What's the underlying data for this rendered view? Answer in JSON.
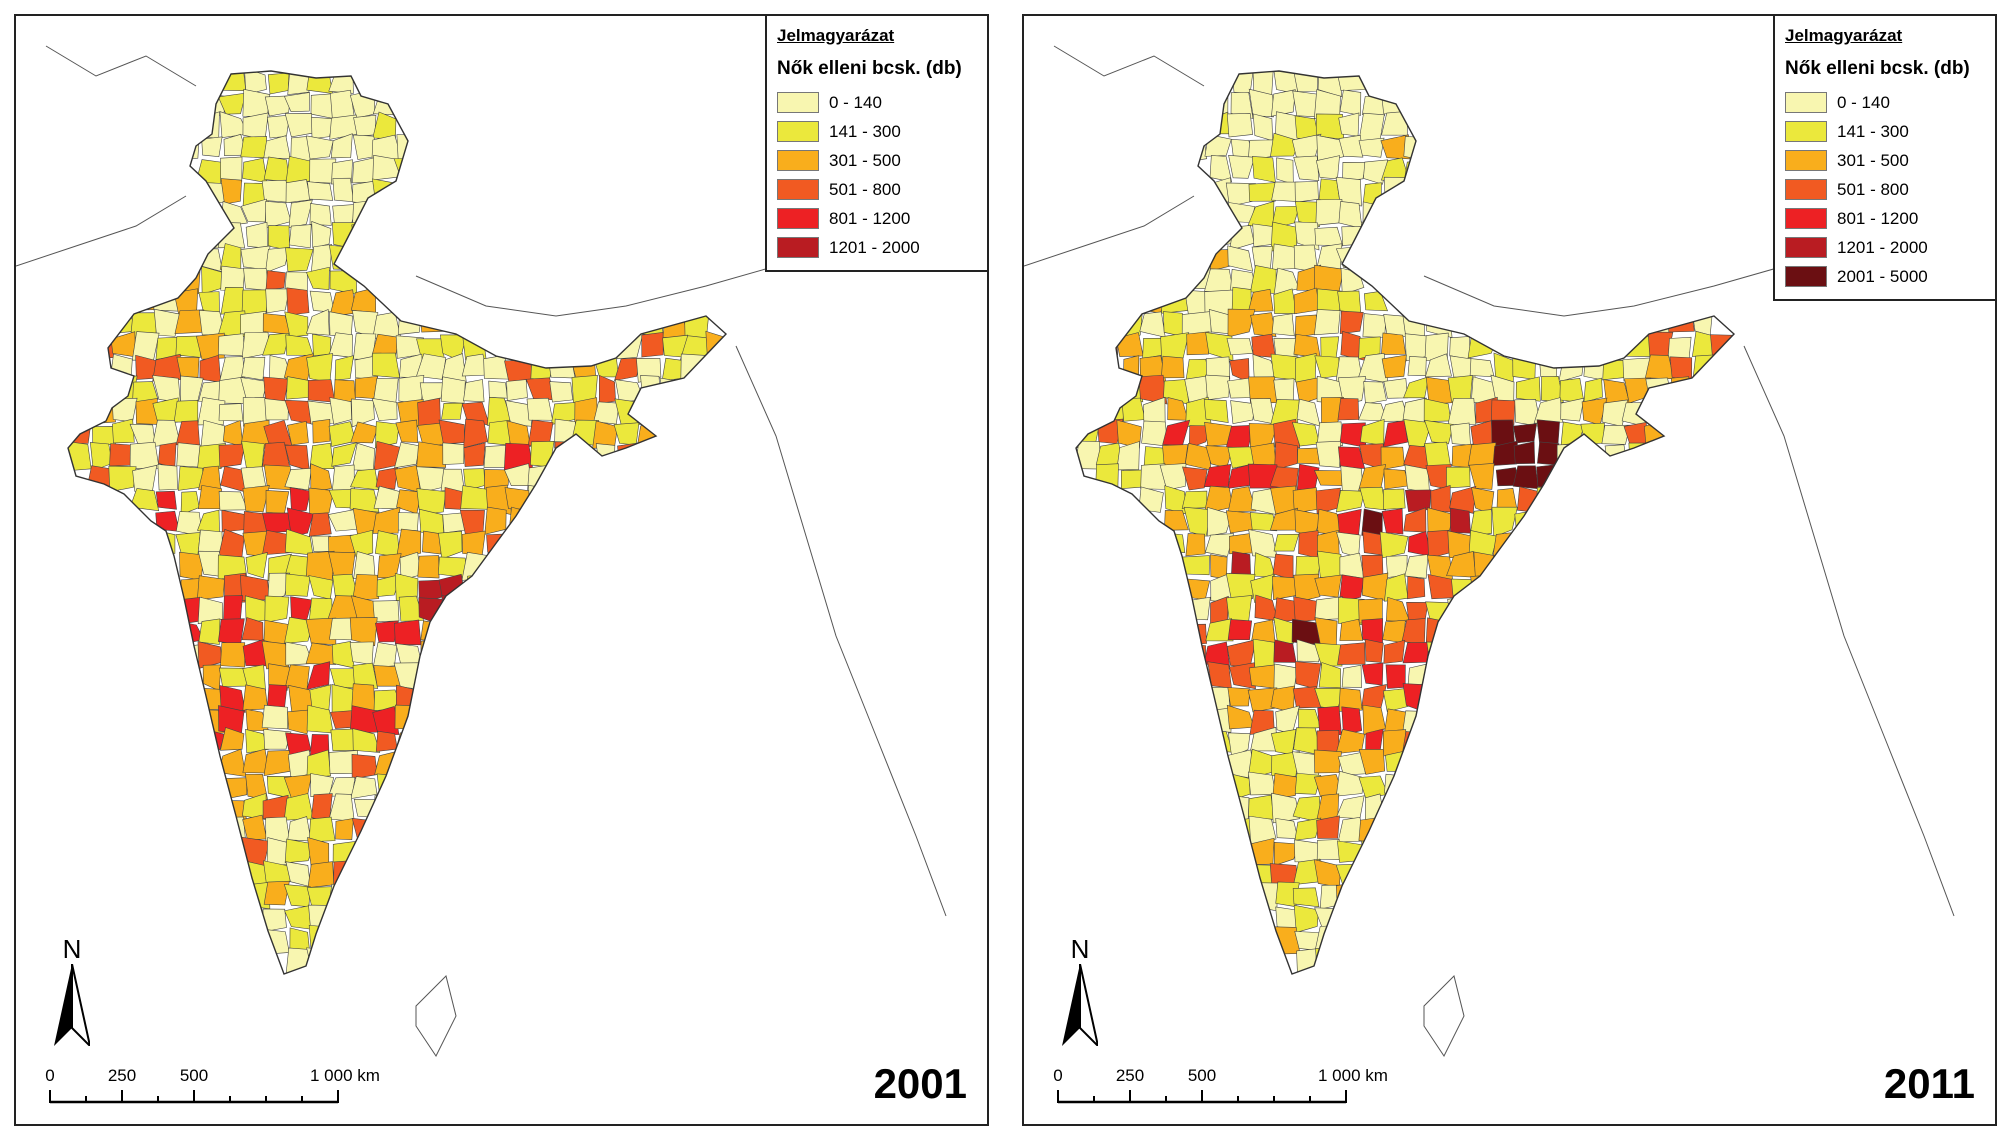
{
  "maps": [
    {
      "year": "2001",
      "legend": {
        "title": "Jelmagyarázat",
        "subtitle": "Nők elleni bcsk. (db)",
        "classes": [
          {
            "label": "0 - 140",
            "color": "#f8f6b0"
          },
          {
            "label": "141 - 300",
            "color": "#ebe83c"
          },
          {
            "label": "301 - 500",
            "color": "#f9ae1c"
          },
          {
            "label": "501 - 800",
            "color": "#f15a22"
          },
          {
            "label": "801 - 1200",
            "color": "#ed2124"
          },
          {
            "label": "1201 - 2000",
            "color": "#b91c22"
          }
        ]
      },
      "north_label": "N",
      "scale": {
        "labels": [
          "0",
          "250",
          "500",
          "1 000 km"
        ]
      }
    },
    {
      "year": "2011",
      "legend": {
        "title": "Jelmagyarázat",
        "subtitle": "Nők elleni bcsk. (db)",
        "classes": [
          {
            "label": "0 - 140",
            "color": "#f8f6b0"
          },
          {
            "label": "141 - 300",
            "color": "#ebe83c"
          },
          {
            "label": "301 - 500",
            "color": "#f9ae1c"
          },
          {
            "label": "501 - 800",
            "color": "#f15a22"
          },
          {
            "label": "801 - 1200",
            "color": "#ed2124"
          },
          {
            "label": "1201 - 2000",
            "color": "#b91c22"
          },
          {
            "label": "2001 - 5000",
            "color": "#6b0f12"
          }
        ]
      },
      "north_label": "N",
      "scale": {
        "labels": [
          "0",
          "250",
          "500",
          "1 000 km"
        ]
      }
    }
  ]
}
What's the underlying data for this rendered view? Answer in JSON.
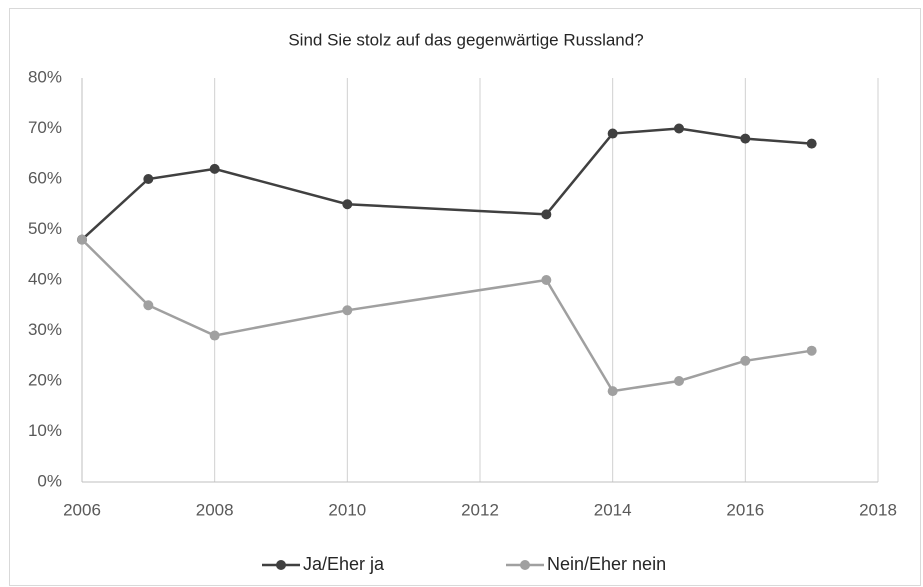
{
  "chart_data": {
    "type": "line",
    "title": "Sind Sie stolz auf das gegenwärtige Russland?",
    "x": [
      2006,
      2007,
      2008,
      2010,
      2013,
      2014,
      2015,
      2016,
      2017
    ],
    "series": [
      {
        "name": "Ja/Eher ja",
        "color": "#404040",
        "values": [
          48,
          60,
          62,
          55,
          53,
          69,
          70,
          68,
          67
        ]
      },
      {
        "name": "Nein/Eher nein",
        "color": "#a0a0a0",
        "values": [
          48,
          35,
          29,
          34,
          40,
          18,
          20,
          24,
          26
        ]
      }
    ],
    "xlim": [
      2006,
      2018
    ],
    "xticks": [
      2006,
      2008,
      2010,
      2012,
      2014,
      2016,
      2018
    ],
    "ylim": [
      0,
      80
    ],
    "yticks": [
      {
        "value": 0,
        "label": "0%"
      },
      {
        "value": 10,
        "label": "10%"
      },
      {
        "value": 20,
        "label": "20%"
      },
      {
        "value": 30,
        "label": "30%"
      },
      {
        "value": 40,
        "label": "40%"
      },
      {
        "value": 50,
        "label": "50%"
      },
      {
        "value": 60,
        "label": "60%"
      },
      {
        "value": 70,
        "label": "70%"
      },
      {
        "value": 80,
        "label": "80%"
      }
    ],
    "grid": "x",
    "legend": "bottom"
  }
}
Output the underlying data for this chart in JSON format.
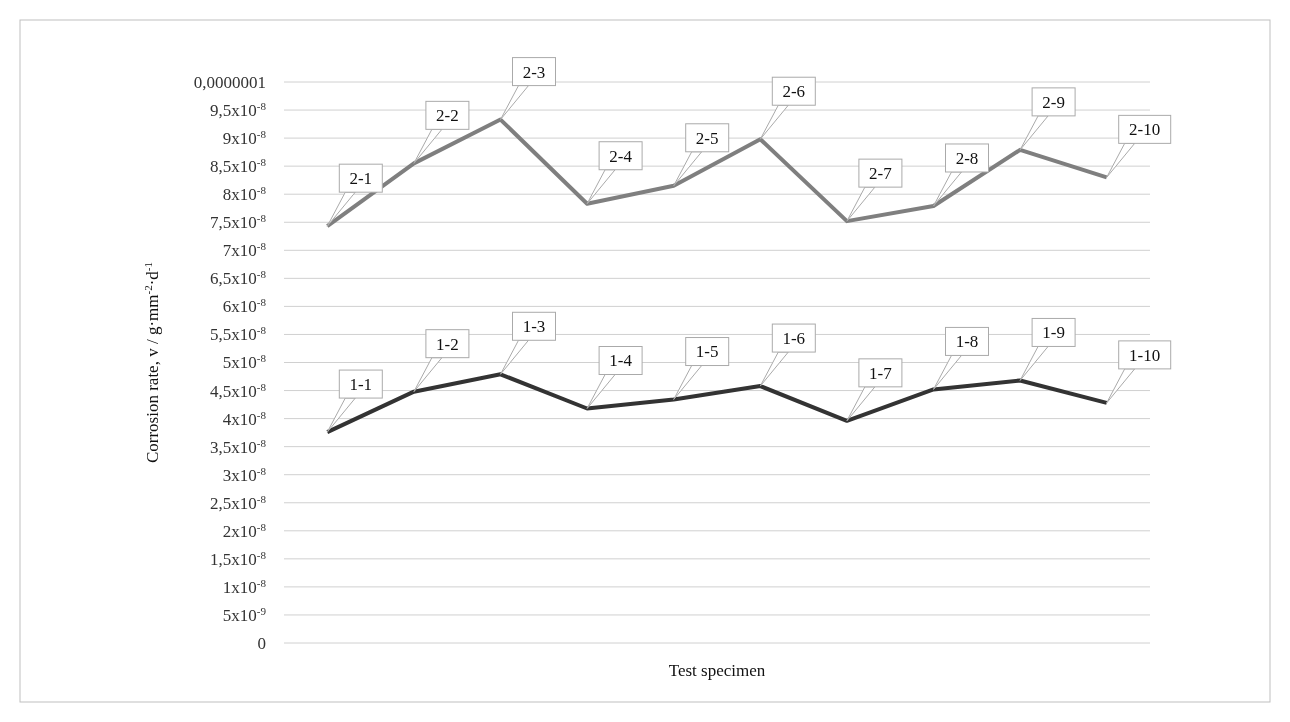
{
  "chart_data": {
    "type": "line",
    "xlabel": "Test specimen",
    "ylabel": "Corrosion rate, v / g·mm$^{-2}$·d$^{-1}$",
    "categories": [
      null,
      null,
      null,
      null,
      null,
      null,
      null,
      null,
      null,
      null
    ],
    "ylim": [
      0,
      1e-07
    ],
    "yticks": [
      0,
      {
        "value": 5e-09,
        "label": "5x10$^{-9}$"
      },
      {
        "value": 1e-08,
        "label": "1x10$^{-8}$"
      },
      {
        "value": 1.5e-08,
        "label": "1,5x10$^{-8}$"
      },
      {
        "value": 2e-08,
        "label": "2x10$^{-8}$"
      },
      {
        "value": 2.5e-08,
        "label": "2,5x10$^{-8}$"
      },
      {
        "value": 3e-08,
        "label": "3x10$^{-8}$"
      },
      {
        "value": 3.5e-08,
        "label": "3,5x10$^{-8}$"
      },
      {
        "value": 4e-08,
        "label": "4x10$^{-8}$"
      },
      {
        "value": 4.5e-08,
        "label": "4,5x10$^{-8}$"
      },
      {
        "value": 5e-08,
        "label": "5x10$^{-8}$"
      },
      {
        "value": 5.5e-08,
        "label": "5,5x10$^{-8}$"
      },
      {
        "value": 6e-08,
        "label": "6x10$^{-8}$"
      },
      {
        "value": 6.5e-08,
        "label": "6,5x10$^{-8}$"
      },
      {
        "value": 7e-08,
        "label": "7x10$^{-8}$"
      },
      {
        "value": 7.5e-08,
        "label": "7,5x10$^{-8}$"
      },
      {
        "value": 8e-08,
        "label": "8x10$^{-8}$"
      },
      {
        "value": 8.5e-08,
        "label": "8,5x10$^{-8}$"
      },
      {
        "value": 9e-08,
        "label": "9x10$^{-8}$"
      },
      {
        "value": 9.5e-08,
        "label": "9,5x10$^{-8}$"
      },
      {
        "value": 1e-07,
        "label": "0,0000001"
      }
    ],
    "grid": "y",
    "tick_labels": "y",
    "marker": "none",
    "line_style": "solid",
    "series": [
      {
        "color": "#7f7f7f",
        "values": [
          7.43e-08,
          8.55e-08,
          9.33e-08,
          7.83e-08,
          8.15e-08,
          8.98e-08,
          7.52e-08,
          7.79e-08,
          8.79e-08,
          8.3e-08
        ],
        "value_labels": [
          "2-1",
          "2-2",
          "2-3",
          "2-4",
          "2-5",
          "2-6",
          "2-7",
          "2-8",
          "2-9",
          "2-10"
        ]
      },
      {
        "color": "#333333",
        "values": [
          3.76e-08,
          4.48e-08,
          4.79e-08,
          4.18e-08,
          4.34e-08,
          4.58e-08,
          3.96e-08,
          4.52e-08,
          4.68e-08,
          4.28e-08
        ],
        "value_labels": [
          "1-1",
          "1-2",
          "1-3",
          "1-4",
          "1-5",
          "1-6",
          "1-7",
          "1-8",
          "1-9",
          "1-10"
        ]
      }
    ]
  }
}
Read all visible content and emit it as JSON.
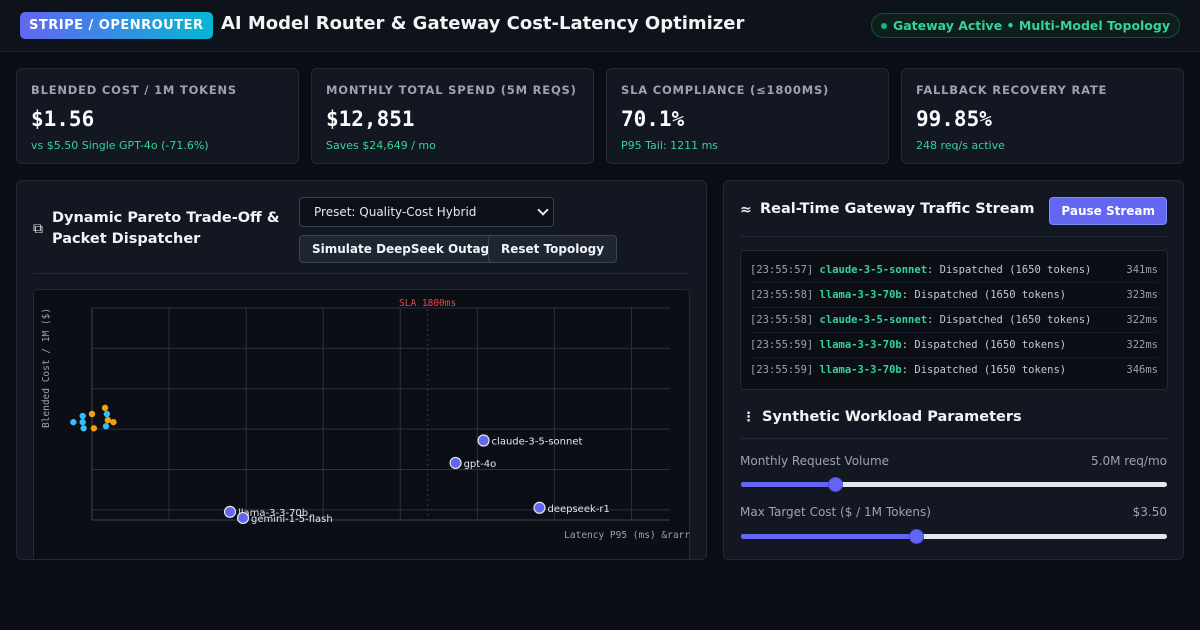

---*---

▶ [Exercise instructions] Print the listing above in full, exactly as written. Omit any pictures.

▶ [Result]
What's the underlying data for this rendered view? Answer in JSON.
{
  "maps": [
    {
      "year": "2001",
      "legend": {
        "title": "Jelmagyarázat",
        "subtitle": "Nők elleni bcsk. (db)",
        "classes": [
          {
            "label": "0 - 140",
            "color": "#f8f6b0"
          },
          {
            "label": "141 - 300",
            "color": "#ebe83c"
          },
          {
            "label": "301 - 500",
            "color": "#f9ae1c"
          },
          {
            "label": "501 - 800",
            "color": "#f15a22"
          },
          {
            "label": "801 - 1200",
            "color": "#ed2124"
          },
          {
            "label": "1201 - 2000",
            "color": "#b91c22"
          }
        ]
      },
      "north_label": "N",
      "scale": {
        "labels": [
          "0",
          "250",
          "500",
          "1 000 km"
        ]
      }
    },
    {
      "year": "2011",
      "legend": {
        "title": "Jelmagyarázat",
        "subtitle": "Nők elleni bcsk. (db)",
        "classes": [
          {
            "label": "0 - 140",
            "color": "#f8f6b0"
          },
          {
            "label": "141 - 300",
            "color": "#ebe83c"
          },
          {
            "label": "301 - 500",
            "color": "#f9ae1c"
          },
          {
            "label": "501 - 800",
            "color": "#f15a22"
          },
          {
            "label": "801 - 1200",
            "color": "#ed2124"
          },
          {
            "label": "1201 - 2000",
            "color": "#b91c22"
          },
          {
            "label": "2001 - 5000",
            "color": "#6b0f12"
          }
        ]
      },
      "north_label": "N",
      "scale": {
        "labels": [
          "0",
          "250",
          "500",
          "1 000 km"
        ]
      }
    }
  ]
}
What's the underlying data for this rendered view? Answer in JSON.
{
  "chart_data": {
    "type": "line",
    "title": "Sind Sie stolz auf das gegenwärtige Russland?",
    "x": [
      2006,
      2007,
      2008,
      2010,
      2013,
      2014,
      2015,
      2016,
      2017
    ],
    "series": [
      {
        "name": "Ja/Eher ja",
        "color": "#404040",
        "values": [
          48,
          60,
          62,
          55,
          53,
          69,
          70,
          68,
          67
        ]
      },
      {
        "name": "Nein/Eher nein",
        "color": "#a0a0a0",
        "values": [
          48,
          35,
          29,
          34,
          40,
          18,
          20,
          24,
          26
        ]
      }
    ],
    "xlim": [
      2006,
      2018
    ],
    "xticks": [
      2006,
      2008,
      2010,
      2012,
      2014,
      2016,
      2018
    ],
    "ylim": [
      0,
      80
    ],
    "yticks": [
      {
        "value": 0,
        "label": "0%"
      },
      {
        "value": 10,
        "label": "10%"
      },
      {
        "value": 20,
        "label": "20%"
      },
      {
        "value": 30,
        "label": "30%"
      },
      {
        "value": 40,
        "label": "40%"
      },
      {
        "value": 50,
        "label": "50%"
      },
      {
        "value": 60,
        "label": "60%"
      },
      {
        "value": 70,
        "label": "70%"
      },
      {
        "value": 80,
        "label": "80%"
      }
    ],
    "grid": "x",
    "legend": "bottom"
  }
}
Output the underlying data for this chart in JSON format.
{
  "chart_data": {
    "type": "line",
    "xlabel": "Test specimen",
    "ylabel": "Corrosion rate, v / g·mm$^{-2}$·d$^{-1}$",
    "categories": [
      null,
      null,
      null,
      null,
      null,
      null,
      null,
      null,
      null,
      null
    ],
    "ylim": [
      0,
      1e-07
    ],
    "yticks": [
      0,
      {
        "value": 5e-09,
        "label": "5x10$^{-9}$"
      },
      {
        "value": 1e-08,
        "label": "1x10$^{-8}$"
      },
      {
        "value": 1.5e-08,
        "label": "1,5x10$^{-8}$"
      },
      {
        "value": 2e-08,
        "label": "2x10$^{-8}$"
      },
      {
        "value": 2.5e-08,
        "label": "2,5x10$^{-8}$"
      },
      {
        "value": 3e-08,
        "label": "3x10$^{-8}$"
      },
      {
        "value": 3.5e-08,
        "label": "3,5x10$^{-8}$"
      },
      {
        "value": 4e-08,
        "label": "4x10$^{-8}$"
      },
      {
        "value": 4.5e-08,
        "label": "4,5x10$^{-8}$"
      },
      {
        "value": 5e-08,
        "label": "5x10$^{-8}$"
      },
      {
        "value": 5.5e-08,
        "label": "5,5x10$^{-8}$"
      },
      {
        "value": 6e-08,
        "label": "6x10$^{-8}$"
      },
      {
        "value": 6.5e-08,
        "label": "6,5x10$^{-8}$"
      },
      {
        "value": 7e-08,
        "label": "7x10$^{-8}$"
      },
      {
        "value": 7.5e-08,
        "label": "7,5x10$^{-8}$"
      },
      {
        "value": 8e-08,
        "label": "8x10$^{-8}$"
      },
      {
        "value": 8.5e-08,
        "label": "8,5x10$^{-8}$"
      },
      {
        "value": 9e-08,
        "label": "9x10$^{-8}$"
      },
      {
        "value": 9.5e-08,
        "label": "9,5x10$^{-8}$"
      },
      {
        "value": 1e-07,
        "label": "0,0000001"
      }
    ],
    "grid": "y",
    "tick_labels": "y",
    "marker": "none",
    "line_style": "solid",
    "series": [
      {
        "color": "#7f7f7f",
        "values": [
          7.43e-08,
          8.55e-08,
          9.33e-08,
          7.83e-08,
          8.15e-08,
          8.98e-08,
          7.52e-08,
          7.79e-08,
          8.79e-08,
          8.3e-08
        ],
        "value_labels": [
          "2-1",
          "2-2",
          "2-3",
          "2-4",
          "2-5",
          "2-6",
          "2-7",
          "2-8",
          "2-9",
          "2-10"
        ]
      },
      {
        "color": "#333333",
        "values": [
          3.76e-08,
          4.48e-08,
          4.79e-08,
          4.18e-08,
          4.34e-08,
          4.58e-08,
          3.96e-08,
          4.52e-08,
          4.68e-08,
          4.28e-08
        ],
        "value_labels": [
          "1-1",
          "1-2",
          "1-3",
          "1-4",
          "1-5",
          "1-6",
          "1-7",
          "1-8",
          "1-9",
          "1-10"
        ]
      }
    ]
  }
}
Read all visible content and emit it as JSON.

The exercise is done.